[Lines of data]
++++

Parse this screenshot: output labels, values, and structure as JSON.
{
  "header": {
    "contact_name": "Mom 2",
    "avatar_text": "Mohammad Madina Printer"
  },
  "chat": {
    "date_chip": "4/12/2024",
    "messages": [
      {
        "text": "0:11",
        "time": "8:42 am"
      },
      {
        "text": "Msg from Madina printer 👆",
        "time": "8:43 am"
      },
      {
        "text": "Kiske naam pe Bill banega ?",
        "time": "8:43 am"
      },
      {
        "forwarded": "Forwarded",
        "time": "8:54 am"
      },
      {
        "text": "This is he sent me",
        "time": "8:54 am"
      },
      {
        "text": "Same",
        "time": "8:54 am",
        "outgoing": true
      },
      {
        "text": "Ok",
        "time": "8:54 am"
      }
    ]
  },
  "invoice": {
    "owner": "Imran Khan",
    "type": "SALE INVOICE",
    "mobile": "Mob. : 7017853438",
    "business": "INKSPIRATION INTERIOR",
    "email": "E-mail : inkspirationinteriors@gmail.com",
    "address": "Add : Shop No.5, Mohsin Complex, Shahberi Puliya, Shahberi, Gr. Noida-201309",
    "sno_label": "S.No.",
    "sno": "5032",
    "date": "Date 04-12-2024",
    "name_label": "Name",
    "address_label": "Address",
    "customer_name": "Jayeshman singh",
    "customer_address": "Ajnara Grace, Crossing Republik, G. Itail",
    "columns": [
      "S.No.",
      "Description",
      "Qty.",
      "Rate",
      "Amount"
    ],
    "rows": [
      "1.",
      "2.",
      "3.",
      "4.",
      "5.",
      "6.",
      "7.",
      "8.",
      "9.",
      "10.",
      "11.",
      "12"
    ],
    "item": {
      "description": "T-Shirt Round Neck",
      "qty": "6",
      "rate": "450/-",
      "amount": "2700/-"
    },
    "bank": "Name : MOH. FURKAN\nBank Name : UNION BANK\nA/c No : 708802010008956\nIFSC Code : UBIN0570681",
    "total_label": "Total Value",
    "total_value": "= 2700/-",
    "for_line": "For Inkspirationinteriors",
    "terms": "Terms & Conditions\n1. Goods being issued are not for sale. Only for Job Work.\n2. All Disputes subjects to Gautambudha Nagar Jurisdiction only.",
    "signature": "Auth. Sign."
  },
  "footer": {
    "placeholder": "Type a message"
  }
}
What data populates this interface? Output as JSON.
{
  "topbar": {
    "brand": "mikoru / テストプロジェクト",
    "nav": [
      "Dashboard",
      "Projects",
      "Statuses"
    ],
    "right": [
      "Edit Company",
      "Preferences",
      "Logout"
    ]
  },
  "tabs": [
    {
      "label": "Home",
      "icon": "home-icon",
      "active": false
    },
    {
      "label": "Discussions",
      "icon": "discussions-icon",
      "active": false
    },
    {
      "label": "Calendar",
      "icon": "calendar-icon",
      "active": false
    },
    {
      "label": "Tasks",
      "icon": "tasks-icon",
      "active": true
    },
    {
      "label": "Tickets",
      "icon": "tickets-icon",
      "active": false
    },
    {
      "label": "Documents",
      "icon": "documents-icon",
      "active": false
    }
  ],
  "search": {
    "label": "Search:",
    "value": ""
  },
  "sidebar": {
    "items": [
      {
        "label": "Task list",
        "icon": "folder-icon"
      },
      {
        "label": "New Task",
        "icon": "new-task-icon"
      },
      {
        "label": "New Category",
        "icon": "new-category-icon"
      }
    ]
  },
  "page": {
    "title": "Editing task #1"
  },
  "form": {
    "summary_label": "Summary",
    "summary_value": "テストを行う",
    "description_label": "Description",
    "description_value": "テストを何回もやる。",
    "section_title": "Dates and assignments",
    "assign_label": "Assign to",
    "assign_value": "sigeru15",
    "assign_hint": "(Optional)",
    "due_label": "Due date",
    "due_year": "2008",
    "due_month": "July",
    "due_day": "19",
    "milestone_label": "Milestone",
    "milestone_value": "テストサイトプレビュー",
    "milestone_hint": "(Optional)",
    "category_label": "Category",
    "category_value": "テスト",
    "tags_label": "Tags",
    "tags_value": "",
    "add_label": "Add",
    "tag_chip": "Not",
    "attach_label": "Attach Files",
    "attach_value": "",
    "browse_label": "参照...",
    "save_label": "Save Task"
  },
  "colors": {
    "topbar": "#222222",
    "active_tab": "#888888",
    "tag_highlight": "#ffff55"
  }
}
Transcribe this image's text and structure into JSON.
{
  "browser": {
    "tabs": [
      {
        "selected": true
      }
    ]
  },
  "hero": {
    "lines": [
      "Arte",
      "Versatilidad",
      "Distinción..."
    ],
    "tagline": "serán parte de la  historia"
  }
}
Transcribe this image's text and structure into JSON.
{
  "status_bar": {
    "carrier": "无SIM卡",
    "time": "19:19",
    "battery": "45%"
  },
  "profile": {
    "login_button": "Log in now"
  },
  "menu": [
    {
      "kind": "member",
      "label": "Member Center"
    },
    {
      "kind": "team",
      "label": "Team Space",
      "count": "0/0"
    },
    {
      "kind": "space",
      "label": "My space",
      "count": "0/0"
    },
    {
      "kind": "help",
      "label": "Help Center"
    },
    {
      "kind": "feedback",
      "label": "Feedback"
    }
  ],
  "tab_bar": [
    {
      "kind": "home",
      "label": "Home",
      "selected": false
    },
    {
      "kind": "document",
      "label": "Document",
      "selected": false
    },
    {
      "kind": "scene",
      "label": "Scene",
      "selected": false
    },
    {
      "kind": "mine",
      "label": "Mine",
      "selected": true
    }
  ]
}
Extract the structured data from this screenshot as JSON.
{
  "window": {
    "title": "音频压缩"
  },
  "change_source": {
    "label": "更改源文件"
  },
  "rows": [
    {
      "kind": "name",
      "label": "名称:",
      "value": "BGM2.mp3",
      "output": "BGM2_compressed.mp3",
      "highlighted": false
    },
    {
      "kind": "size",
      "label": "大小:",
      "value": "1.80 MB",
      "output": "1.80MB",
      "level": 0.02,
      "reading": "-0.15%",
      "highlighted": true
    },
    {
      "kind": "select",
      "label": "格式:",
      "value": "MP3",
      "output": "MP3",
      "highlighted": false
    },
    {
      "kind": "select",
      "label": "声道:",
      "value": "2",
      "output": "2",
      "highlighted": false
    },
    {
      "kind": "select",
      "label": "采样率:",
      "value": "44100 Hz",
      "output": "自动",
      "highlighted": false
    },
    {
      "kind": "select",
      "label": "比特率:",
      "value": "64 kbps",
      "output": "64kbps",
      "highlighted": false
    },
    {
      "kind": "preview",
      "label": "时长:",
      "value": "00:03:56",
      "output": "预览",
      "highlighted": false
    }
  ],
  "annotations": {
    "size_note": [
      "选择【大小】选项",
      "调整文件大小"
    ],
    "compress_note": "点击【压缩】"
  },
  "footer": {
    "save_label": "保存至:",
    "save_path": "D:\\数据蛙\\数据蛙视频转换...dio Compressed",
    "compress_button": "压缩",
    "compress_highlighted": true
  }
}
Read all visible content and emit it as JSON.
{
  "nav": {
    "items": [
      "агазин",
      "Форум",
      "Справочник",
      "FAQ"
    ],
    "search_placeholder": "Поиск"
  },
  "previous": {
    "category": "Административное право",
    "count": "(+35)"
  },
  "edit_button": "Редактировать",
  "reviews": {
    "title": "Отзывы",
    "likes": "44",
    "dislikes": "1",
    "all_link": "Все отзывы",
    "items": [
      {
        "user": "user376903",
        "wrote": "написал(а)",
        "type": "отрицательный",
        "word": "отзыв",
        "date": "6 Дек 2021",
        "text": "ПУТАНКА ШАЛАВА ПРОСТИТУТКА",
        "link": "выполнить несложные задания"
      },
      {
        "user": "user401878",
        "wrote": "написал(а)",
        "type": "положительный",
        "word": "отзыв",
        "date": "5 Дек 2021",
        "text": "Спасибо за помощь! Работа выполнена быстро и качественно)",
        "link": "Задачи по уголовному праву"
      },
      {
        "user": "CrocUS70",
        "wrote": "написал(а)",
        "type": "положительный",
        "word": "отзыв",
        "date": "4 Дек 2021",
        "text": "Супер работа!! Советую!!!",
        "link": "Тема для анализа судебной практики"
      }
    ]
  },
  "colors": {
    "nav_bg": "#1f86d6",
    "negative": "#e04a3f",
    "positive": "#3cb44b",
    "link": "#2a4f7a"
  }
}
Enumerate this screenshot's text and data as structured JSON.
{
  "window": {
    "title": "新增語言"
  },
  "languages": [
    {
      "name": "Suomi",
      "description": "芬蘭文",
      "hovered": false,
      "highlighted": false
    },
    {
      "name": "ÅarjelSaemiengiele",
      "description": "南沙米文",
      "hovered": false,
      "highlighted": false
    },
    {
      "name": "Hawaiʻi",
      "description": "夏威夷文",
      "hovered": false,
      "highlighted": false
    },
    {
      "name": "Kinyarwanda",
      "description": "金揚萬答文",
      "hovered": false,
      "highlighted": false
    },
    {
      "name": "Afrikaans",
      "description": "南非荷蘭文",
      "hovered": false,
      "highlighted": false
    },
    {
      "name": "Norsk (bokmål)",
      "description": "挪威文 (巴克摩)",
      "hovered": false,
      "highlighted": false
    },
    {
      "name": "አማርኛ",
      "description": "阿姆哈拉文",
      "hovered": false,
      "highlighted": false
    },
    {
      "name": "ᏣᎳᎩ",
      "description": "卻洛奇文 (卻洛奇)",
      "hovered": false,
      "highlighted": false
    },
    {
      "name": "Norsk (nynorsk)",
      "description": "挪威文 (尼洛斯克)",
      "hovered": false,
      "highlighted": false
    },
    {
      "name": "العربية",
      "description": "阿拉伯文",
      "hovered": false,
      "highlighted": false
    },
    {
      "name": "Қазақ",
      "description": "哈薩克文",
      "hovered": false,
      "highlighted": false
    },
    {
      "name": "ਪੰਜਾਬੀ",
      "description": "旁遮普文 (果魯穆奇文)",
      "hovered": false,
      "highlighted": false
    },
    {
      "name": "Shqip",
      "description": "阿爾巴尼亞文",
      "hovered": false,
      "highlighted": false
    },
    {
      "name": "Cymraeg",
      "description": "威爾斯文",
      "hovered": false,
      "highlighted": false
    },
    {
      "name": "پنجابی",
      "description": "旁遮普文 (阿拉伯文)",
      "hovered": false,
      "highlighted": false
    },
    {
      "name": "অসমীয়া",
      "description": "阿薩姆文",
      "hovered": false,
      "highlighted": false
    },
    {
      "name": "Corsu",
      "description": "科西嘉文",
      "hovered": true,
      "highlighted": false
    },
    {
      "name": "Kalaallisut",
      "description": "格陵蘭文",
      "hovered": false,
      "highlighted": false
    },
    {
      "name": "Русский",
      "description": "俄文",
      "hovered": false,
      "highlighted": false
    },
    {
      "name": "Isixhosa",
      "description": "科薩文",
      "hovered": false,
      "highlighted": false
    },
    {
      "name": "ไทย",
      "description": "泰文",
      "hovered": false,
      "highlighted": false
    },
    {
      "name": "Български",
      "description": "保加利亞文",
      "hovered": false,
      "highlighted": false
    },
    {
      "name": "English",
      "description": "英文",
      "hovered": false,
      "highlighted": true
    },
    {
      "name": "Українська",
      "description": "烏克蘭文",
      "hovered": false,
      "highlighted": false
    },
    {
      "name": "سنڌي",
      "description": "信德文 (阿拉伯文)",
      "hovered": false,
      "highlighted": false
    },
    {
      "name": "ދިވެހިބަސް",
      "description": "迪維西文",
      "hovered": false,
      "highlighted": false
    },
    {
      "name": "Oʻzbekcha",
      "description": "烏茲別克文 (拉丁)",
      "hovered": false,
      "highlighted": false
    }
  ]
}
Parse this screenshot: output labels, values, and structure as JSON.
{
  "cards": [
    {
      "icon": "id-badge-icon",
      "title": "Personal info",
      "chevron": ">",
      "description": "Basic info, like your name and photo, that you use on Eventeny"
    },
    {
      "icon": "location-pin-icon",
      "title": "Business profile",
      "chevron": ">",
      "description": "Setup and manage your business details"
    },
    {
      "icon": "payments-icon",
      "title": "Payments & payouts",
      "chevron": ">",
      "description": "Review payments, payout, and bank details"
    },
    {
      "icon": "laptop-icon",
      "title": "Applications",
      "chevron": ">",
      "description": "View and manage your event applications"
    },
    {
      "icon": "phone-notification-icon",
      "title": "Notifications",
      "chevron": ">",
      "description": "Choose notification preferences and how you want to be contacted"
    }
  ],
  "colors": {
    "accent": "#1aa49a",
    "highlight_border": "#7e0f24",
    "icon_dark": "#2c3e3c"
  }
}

++++

-- Aim of the exercise --
Collect each line above holding the string "user".

-- Solution to the exercise --
        "user": "user376903",
        "user": "user401878",
        "user": "CrocUS70",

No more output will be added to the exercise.